#### Work required
Read through the data and count the lines that contain the string "vote"; give only the result.

#### Dataset records

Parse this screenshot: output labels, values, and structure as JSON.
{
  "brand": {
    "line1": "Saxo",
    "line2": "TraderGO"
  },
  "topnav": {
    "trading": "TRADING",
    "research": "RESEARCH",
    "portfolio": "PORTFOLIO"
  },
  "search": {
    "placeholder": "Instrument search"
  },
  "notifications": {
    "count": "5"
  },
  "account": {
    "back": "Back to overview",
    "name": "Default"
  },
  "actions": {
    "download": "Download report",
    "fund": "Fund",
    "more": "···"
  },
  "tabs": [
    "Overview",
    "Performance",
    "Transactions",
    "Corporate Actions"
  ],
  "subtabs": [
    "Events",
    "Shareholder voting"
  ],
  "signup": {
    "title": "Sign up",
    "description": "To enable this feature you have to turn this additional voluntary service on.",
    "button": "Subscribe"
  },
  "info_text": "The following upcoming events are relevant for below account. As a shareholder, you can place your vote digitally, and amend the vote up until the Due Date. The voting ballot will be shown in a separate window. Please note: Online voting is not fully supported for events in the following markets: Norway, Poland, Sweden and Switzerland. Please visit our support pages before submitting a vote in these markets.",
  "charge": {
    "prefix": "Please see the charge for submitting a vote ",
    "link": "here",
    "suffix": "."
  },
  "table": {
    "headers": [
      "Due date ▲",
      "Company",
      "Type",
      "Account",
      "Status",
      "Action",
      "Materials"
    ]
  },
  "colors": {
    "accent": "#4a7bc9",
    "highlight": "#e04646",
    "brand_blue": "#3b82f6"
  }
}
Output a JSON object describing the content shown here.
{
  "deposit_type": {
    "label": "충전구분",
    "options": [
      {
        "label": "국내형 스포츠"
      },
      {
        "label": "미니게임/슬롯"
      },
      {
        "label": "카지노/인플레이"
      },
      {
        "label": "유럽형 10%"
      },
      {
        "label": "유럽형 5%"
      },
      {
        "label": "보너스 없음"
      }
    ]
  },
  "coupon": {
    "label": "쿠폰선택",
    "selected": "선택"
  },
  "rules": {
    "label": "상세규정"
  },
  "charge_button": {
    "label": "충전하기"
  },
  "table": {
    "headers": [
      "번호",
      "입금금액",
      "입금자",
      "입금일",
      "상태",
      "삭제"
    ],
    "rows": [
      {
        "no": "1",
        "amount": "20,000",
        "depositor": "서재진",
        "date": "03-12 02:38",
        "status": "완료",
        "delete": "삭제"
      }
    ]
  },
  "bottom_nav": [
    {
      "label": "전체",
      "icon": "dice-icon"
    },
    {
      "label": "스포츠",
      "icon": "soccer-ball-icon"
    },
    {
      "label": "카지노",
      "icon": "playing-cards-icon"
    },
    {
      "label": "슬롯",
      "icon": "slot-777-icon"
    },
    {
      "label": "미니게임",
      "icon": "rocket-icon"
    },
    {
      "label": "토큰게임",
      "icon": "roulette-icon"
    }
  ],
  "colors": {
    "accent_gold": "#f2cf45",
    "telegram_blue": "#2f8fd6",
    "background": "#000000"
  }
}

#### Problem solution
2